DATA LISTING →
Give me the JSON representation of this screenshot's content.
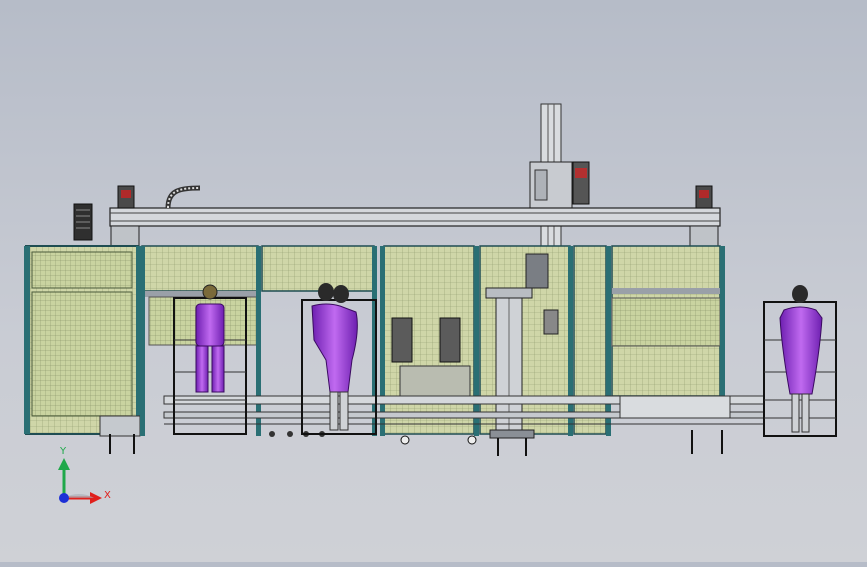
{
  "viewport": {
    "background_top": "#b6bcc8",
    "background_bottom": "#cfd1d6"
  },
  "triad": {
    "x_label": "X",
    "y_label": "Y",
    "x_color": "#e0201c",
    "y_color": "#1fa84a",
    "z_color": "#1c2fd6"
  },
  "colors": {
    "frame_teal": "#2a6f74",
    "mesh": "#c7d2a0",
    "steel": "#9aa0a8",
    "dark": "#2b2b2b",
    "mannequin": "#8a2fc8",
    "mannequin_light": "#c06af0"
  }
}
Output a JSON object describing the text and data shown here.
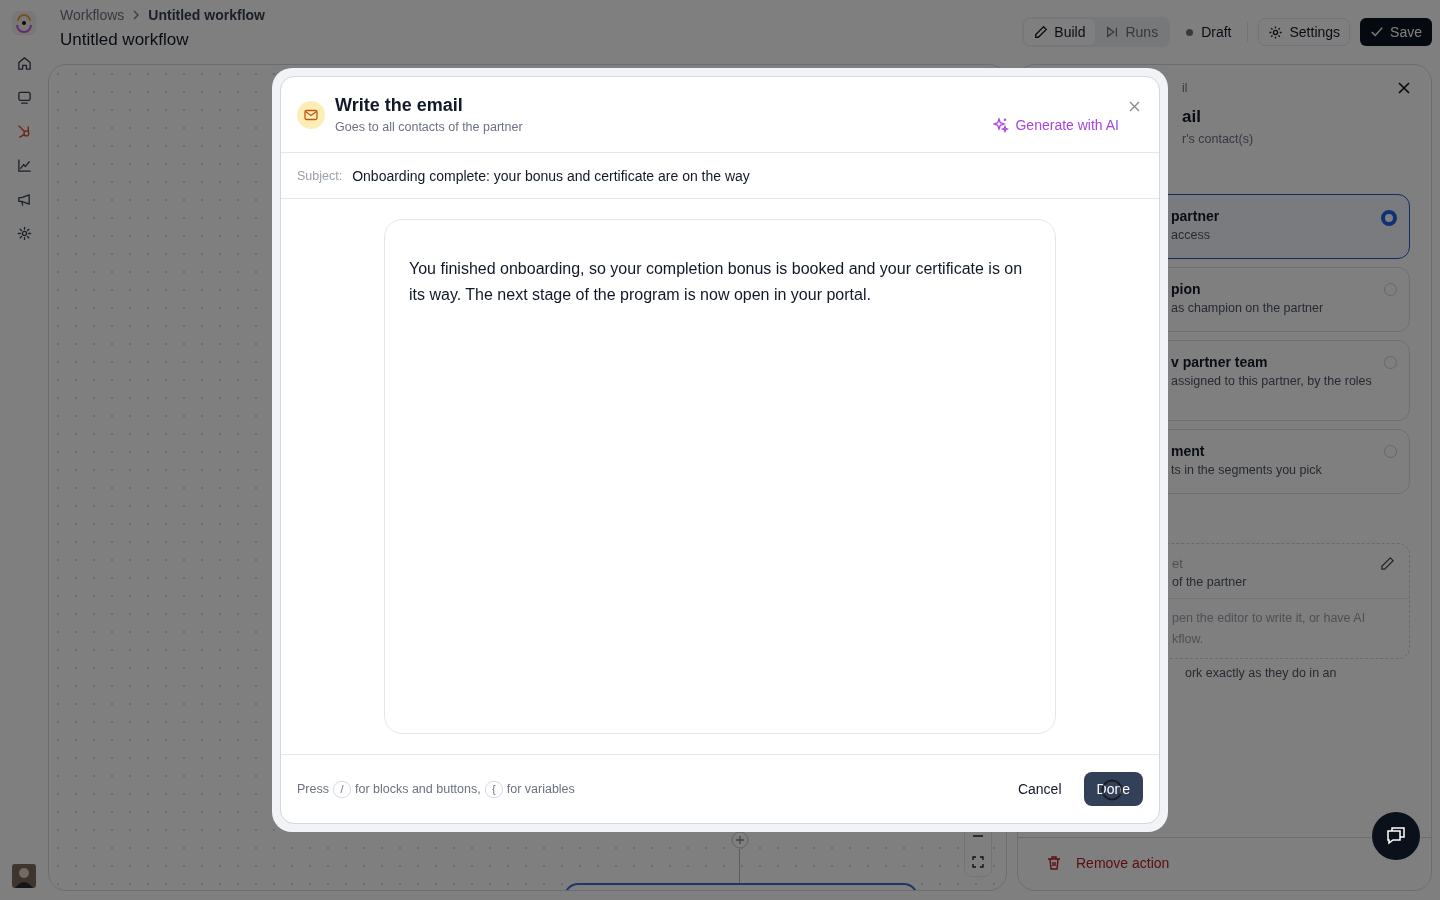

EXERCISE GOAL → Leave out the pictures and return every record word for word.

ANSWER FOR THIS EXERCISE →
Give me the JSON representation of this screenshot's content.
{
  "viewport": {
    "background_top": "#b6bcc8",
    "background_bottom": "#cfd1d6"
  },
  "triad": {
    "x_label": "X",
    "y_label": "Y",
    "x_color": "#e0201c",
    "y_color": "#1fa84a",
    "z_color": "#1c2fd6"
  },
  "colors": {
    "frame_teal": "#2a6f74",
    "mesh": "#c7d2a0",
    "steel": "#9aa0a8",
    "dark": "#2b2b2b",
    "mannequin": "#8a2fc8",
    "mannequin_light": "#c06af0"
  }
}
Output a JSON object describing the text and data shown here.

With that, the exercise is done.